# EXERCISE
Extract all lines that hold the string "here".

Stored entries
○ ○ ○
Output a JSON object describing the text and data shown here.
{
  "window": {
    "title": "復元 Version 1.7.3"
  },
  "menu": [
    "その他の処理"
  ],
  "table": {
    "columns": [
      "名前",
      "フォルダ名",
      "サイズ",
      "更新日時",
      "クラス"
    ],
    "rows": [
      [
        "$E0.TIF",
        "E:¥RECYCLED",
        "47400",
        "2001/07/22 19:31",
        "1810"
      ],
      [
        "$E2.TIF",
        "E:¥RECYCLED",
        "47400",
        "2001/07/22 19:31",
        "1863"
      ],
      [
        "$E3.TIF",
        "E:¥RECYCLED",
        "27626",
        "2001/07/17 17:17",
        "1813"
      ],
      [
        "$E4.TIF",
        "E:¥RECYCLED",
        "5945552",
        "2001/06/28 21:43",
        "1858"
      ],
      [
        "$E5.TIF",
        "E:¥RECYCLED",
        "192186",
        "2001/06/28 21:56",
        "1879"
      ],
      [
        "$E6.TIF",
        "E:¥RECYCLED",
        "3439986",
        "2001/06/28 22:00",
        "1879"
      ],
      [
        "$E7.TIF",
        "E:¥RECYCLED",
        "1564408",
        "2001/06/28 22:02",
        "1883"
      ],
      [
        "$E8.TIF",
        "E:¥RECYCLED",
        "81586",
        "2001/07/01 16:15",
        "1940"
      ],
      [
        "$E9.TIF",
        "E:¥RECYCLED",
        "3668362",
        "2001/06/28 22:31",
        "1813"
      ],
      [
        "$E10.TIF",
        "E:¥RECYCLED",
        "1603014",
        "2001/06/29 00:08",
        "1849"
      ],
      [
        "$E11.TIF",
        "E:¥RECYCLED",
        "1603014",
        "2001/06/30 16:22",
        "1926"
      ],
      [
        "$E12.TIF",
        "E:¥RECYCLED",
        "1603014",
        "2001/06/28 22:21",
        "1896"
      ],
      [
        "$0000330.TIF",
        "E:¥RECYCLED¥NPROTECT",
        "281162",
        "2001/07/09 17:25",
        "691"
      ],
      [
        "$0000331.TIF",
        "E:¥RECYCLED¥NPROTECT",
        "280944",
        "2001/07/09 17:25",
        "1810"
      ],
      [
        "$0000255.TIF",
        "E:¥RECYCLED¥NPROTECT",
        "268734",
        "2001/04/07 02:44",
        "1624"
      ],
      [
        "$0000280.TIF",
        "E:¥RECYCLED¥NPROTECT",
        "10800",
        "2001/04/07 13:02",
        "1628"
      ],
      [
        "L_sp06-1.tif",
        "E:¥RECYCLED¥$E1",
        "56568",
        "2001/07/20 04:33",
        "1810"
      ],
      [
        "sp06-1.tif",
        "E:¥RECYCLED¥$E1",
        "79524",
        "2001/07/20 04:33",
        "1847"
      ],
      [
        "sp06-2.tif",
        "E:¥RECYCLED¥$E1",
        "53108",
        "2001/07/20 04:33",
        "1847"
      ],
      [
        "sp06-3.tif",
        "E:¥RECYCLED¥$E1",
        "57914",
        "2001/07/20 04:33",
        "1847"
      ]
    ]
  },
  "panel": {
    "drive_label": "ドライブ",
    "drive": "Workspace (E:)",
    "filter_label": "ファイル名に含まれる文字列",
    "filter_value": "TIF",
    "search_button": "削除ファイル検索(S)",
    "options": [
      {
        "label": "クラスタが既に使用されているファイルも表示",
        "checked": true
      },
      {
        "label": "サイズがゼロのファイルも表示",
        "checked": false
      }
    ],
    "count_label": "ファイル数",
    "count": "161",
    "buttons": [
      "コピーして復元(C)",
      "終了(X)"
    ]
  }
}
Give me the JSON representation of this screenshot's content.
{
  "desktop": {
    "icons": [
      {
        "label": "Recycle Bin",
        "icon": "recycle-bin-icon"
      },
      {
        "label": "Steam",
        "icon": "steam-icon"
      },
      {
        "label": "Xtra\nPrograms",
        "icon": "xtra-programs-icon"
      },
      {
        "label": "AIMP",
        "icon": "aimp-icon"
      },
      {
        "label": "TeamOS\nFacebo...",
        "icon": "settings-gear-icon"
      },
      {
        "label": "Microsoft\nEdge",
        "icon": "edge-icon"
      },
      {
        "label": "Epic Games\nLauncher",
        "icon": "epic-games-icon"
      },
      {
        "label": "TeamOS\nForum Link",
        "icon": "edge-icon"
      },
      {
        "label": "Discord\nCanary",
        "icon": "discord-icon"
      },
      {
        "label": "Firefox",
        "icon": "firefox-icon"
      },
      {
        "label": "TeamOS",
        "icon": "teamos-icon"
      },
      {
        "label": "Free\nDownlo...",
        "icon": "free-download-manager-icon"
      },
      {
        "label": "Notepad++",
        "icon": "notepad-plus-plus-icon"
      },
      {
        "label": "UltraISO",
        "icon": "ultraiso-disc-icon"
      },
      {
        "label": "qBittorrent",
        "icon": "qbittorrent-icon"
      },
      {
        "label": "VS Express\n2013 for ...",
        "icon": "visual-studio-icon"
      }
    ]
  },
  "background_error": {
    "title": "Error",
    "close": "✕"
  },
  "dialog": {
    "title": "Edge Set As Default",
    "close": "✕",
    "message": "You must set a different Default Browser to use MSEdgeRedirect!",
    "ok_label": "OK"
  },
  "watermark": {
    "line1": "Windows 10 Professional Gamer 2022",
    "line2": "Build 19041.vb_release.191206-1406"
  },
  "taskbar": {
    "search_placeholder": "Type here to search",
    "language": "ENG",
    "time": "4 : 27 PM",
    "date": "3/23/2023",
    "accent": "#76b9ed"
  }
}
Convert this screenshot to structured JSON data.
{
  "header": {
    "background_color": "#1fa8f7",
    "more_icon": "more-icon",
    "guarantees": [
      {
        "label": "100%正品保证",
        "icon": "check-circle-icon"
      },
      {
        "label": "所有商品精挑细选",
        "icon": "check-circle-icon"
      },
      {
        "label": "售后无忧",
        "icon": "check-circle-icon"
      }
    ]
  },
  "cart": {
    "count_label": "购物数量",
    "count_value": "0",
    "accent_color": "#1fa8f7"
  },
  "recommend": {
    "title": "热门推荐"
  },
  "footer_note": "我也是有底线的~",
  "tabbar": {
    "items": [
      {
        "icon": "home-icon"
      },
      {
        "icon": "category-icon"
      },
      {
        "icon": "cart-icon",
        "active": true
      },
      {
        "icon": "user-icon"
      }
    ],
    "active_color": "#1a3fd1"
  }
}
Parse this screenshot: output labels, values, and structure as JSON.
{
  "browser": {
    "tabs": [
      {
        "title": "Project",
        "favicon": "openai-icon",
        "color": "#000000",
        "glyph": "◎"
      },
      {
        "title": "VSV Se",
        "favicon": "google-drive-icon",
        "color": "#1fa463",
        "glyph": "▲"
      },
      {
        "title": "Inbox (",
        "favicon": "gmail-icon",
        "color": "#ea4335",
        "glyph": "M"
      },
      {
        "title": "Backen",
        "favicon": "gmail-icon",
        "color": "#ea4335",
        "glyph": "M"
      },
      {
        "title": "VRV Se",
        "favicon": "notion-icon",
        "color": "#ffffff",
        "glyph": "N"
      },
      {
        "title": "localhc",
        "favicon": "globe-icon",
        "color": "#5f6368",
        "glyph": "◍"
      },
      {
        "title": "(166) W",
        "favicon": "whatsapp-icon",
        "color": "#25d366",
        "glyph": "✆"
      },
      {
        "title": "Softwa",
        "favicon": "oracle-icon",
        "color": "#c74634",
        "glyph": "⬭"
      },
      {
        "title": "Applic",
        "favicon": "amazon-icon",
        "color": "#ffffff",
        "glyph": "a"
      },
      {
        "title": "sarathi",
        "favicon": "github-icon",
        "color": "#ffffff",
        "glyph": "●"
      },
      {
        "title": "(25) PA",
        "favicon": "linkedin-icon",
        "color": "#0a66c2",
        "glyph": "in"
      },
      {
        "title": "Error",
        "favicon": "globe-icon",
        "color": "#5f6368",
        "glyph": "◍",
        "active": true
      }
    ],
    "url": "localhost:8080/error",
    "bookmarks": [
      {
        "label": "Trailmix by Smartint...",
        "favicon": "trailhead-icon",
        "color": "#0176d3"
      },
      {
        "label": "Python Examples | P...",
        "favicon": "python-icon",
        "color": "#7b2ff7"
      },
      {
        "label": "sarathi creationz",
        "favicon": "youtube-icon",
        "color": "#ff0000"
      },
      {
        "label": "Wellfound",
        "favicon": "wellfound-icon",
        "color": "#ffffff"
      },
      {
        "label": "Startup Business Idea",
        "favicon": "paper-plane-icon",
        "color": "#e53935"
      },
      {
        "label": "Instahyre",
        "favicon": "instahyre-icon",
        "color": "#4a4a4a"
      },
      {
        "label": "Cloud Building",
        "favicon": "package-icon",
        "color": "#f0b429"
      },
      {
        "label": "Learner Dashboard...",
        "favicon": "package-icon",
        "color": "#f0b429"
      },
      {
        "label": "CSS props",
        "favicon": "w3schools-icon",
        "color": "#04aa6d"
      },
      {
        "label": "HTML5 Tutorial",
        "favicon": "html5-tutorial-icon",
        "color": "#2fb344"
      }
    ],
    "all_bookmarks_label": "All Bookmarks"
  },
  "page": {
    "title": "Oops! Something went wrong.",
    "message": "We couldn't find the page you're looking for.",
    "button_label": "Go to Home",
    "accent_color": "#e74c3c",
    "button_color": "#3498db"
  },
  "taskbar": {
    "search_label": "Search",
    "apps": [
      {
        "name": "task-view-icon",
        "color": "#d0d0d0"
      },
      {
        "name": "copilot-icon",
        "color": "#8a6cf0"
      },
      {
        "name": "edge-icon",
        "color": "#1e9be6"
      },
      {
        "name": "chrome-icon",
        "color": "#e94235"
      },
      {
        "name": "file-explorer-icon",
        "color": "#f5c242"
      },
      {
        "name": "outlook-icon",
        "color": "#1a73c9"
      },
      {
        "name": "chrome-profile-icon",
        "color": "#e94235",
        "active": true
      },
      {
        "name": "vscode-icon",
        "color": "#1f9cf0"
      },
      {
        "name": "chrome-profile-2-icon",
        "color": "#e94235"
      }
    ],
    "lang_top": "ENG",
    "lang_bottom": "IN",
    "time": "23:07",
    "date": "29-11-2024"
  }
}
○ ○ ○
# SOLUTION
Output a JSON object describing the text and data shown here.
    "search_placeholder": "Type here to search",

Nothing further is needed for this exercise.